_GIVEN EXERCISE_. Pull out every line below holding the word "text".

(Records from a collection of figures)
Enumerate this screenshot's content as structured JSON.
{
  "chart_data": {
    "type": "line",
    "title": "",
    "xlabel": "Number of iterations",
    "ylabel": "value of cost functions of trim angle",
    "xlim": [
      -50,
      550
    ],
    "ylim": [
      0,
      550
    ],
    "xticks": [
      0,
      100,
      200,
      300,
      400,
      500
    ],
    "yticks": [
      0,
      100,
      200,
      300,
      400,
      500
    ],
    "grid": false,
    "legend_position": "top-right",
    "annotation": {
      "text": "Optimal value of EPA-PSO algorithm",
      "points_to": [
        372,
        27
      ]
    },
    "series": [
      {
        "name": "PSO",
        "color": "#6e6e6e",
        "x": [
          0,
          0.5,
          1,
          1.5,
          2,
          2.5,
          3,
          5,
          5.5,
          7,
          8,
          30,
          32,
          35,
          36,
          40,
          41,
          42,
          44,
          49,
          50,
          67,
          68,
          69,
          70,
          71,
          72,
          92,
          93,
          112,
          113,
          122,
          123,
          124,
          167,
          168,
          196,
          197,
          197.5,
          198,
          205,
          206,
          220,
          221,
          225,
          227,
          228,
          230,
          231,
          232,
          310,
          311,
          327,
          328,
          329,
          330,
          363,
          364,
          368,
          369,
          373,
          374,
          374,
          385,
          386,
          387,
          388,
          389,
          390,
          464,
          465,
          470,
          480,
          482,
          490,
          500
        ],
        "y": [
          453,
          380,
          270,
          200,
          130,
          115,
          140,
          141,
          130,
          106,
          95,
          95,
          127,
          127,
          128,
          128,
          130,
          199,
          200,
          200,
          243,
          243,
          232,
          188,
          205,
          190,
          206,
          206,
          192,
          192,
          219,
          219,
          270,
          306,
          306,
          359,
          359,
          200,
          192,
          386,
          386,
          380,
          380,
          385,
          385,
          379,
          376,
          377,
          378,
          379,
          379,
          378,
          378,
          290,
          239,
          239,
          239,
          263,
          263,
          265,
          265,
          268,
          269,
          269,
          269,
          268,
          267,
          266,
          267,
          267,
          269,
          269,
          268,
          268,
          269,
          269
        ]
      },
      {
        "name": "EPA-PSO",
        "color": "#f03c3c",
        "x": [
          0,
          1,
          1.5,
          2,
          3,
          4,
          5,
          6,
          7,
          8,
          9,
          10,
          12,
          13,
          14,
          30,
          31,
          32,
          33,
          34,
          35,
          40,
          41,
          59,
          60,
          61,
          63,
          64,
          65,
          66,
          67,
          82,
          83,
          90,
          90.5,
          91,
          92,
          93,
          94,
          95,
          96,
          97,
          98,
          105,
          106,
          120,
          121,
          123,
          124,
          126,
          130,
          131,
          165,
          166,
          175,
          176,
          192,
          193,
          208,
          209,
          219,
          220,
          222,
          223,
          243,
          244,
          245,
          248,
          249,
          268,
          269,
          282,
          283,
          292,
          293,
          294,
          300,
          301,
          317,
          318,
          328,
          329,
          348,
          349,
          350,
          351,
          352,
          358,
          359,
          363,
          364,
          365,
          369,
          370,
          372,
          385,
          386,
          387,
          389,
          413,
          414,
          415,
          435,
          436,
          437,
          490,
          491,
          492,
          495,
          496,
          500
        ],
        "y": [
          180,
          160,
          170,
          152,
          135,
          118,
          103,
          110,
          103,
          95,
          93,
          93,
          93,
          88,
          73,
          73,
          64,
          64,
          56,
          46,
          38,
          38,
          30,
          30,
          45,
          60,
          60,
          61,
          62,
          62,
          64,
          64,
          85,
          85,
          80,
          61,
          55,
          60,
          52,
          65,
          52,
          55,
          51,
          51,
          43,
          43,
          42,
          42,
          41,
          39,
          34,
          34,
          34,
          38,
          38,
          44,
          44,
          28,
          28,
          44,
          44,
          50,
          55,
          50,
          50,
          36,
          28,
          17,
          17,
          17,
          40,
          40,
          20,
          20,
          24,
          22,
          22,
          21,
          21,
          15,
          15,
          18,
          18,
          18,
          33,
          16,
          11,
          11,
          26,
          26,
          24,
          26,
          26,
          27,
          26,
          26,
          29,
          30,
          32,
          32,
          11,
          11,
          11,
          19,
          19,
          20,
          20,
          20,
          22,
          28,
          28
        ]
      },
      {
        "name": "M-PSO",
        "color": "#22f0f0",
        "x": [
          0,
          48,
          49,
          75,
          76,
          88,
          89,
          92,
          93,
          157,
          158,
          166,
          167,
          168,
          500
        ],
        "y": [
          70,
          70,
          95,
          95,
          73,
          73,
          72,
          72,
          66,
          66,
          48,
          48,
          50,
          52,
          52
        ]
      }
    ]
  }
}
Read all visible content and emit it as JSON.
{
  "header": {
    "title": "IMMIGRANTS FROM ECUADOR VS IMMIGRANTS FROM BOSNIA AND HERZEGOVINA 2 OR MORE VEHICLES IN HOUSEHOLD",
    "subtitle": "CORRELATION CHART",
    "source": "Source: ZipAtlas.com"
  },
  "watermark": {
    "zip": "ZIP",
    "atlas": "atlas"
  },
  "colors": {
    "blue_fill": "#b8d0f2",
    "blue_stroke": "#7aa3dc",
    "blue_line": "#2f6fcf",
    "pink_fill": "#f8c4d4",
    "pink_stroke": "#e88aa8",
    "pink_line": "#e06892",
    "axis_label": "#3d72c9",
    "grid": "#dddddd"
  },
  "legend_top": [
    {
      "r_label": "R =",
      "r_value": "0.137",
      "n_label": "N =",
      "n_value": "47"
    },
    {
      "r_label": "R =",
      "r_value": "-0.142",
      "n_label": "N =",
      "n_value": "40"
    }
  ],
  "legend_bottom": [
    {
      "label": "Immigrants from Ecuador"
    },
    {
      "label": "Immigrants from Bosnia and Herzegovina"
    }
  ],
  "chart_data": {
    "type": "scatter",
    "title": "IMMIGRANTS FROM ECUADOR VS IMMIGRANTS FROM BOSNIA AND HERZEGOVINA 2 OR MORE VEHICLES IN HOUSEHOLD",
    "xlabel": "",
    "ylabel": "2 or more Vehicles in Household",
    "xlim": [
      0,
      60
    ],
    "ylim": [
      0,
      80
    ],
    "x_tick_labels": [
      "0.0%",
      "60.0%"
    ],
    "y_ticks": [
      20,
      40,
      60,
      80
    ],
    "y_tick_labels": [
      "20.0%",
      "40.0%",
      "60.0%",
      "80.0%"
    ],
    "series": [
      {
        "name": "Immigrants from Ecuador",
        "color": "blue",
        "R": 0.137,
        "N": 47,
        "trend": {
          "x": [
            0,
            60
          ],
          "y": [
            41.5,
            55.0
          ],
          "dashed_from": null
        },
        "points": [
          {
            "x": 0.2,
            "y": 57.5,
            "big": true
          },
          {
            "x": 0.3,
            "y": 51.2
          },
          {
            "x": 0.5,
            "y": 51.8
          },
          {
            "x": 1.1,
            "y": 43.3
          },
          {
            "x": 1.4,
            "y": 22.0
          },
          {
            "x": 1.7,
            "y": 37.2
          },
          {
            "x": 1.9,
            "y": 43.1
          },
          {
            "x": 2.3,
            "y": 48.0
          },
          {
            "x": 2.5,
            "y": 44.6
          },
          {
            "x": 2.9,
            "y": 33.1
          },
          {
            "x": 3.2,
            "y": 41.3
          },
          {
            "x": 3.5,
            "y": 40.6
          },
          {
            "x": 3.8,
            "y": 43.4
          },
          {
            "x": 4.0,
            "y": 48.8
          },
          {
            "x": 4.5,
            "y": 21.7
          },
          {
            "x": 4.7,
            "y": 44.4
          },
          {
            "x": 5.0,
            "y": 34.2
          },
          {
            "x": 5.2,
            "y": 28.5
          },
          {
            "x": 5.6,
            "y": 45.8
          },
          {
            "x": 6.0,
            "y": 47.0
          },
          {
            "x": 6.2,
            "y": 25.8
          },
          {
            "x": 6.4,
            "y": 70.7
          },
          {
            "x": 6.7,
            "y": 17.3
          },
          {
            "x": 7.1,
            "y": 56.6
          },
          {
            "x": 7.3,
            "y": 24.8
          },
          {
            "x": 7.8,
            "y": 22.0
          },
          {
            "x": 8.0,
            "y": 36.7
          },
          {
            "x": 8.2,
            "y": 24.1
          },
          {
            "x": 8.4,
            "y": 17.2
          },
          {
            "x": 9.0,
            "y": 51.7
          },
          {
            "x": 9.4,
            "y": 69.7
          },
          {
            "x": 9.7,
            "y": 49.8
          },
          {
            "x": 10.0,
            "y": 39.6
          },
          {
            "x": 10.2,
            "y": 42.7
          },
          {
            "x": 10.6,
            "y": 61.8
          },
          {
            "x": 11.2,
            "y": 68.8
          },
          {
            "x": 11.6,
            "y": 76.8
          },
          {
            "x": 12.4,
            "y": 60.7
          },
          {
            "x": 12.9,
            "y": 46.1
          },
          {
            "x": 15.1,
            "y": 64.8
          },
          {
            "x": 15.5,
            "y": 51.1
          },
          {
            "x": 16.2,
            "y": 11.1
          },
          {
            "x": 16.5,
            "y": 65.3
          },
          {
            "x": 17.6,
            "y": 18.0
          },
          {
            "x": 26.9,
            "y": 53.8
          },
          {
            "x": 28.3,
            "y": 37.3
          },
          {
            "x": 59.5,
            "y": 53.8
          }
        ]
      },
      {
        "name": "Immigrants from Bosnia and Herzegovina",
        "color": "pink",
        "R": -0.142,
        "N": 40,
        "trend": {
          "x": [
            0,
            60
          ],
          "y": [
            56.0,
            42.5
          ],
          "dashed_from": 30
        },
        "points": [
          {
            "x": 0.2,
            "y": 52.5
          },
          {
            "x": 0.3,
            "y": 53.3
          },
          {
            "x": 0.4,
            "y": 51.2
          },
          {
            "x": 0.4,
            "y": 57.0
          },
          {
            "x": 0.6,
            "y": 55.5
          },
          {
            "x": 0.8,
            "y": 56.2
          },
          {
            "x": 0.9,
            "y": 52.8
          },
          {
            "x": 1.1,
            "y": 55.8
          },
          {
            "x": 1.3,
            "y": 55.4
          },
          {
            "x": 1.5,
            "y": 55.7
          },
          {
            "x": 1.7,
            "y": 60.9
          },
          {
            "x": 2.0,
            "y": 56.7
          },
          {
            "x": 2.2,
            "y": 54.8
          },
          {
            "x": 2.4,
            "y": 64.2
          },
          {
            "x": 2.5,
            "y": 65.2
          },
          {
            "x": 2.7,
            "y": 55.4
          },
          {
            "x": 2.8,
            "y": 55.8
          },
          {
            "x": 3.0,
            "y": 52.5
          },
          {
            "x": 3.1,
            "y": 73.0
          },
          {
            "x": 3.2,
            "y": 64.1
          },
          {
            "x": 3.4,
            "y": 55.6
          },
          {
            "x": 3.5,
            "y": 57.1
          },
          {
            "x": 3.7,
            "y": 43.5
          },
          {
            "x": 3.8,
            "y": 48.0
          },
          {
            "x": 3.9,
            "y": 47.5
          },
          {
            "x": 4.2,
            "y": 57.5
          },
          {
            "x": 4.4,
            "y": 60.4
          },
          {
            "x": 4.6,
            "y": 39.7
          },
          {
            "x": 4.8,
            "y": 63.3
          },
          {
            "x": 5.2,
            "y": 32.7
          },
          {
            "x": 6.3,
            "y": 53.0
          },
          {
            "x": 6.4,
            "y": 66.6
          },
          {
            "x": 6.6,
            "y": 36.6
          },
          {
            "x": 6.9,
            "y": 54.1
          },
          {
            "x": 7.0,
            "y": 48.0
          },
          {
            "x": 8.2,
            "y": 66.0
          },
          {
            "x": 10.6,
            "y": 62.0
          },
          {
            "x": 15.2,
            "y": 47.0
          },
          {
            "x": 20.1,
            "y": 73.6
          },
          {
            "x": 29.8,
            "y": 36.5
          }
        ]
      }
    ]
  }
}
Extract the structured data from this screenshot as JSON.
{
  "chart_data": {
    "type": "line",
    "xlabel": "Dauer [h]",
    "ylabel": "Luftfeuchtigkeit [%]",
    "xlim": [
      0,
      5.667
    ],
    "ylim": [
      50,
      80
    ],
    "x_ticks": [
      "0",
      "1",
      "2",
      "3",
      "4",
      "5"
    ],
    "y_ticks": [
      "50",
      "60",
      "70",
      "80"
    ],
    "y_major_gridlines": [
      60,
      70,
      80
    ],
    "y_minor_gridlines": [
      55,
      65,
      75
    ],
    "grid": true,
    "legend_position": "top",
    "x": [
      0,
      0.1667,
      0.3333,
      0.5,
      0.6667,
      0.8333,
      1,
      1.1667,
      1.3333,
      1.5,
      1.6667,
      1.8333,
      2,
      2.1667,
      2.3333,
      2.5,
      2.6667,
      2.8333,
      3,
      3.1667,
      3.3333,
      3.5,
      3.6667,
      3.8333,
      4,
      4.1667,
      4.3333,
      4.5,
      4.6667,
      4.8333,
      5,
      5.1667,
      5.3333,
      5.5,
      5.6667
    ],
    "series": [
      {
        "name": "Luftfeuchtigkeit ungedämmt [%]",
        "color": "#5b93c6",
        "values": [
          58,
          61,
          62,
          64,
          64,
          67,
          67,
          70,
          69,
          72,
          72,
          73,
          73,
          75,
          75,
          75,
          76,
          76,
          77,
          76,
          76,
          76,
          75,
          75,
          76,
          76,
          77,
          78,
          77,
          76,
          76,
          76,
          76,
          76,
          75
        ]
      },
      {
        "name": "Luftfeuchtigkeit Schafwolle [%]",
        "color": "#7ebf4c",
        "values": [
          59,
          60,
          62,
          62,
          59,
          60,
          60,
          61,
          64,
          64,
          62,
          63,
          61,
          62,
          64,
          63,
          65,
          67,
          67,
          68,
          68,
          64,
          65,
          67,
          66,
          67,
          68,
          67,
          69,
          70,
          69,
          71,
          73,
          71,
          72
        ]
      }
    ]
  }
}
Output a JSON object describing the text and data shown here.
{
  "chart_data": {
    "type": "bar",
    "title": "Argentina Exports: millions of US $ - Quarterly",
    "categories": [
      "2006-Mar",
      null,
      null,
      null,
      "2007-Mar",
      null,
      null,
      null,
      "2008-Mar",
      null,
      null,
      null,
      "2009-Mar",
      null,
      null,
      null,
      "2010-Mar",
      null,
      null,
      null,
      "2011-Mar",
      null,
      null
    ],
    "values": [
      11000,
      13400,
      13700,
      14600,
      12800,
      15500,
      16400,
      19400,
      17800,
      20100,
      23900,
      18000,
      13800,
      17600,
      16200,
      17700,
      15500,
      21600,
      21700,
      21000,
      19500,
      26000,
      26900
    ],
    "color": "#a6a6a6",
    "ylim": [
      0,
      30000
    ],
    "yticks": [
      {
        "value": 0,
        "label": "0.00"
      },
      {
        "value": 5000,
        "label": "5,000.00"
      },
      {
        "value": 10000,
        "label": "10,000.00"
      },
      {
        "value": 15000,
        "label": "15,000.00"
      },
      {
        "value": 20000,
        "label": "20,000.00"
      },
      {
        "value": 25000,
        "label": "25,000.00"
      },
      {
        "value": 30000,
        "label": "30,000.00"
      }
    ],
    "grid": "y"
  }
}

_TASK SOLUTION_.
      "text": "Optimal value of EPA-PSO algorithm",
Output a JSON object describing the text and data shown here.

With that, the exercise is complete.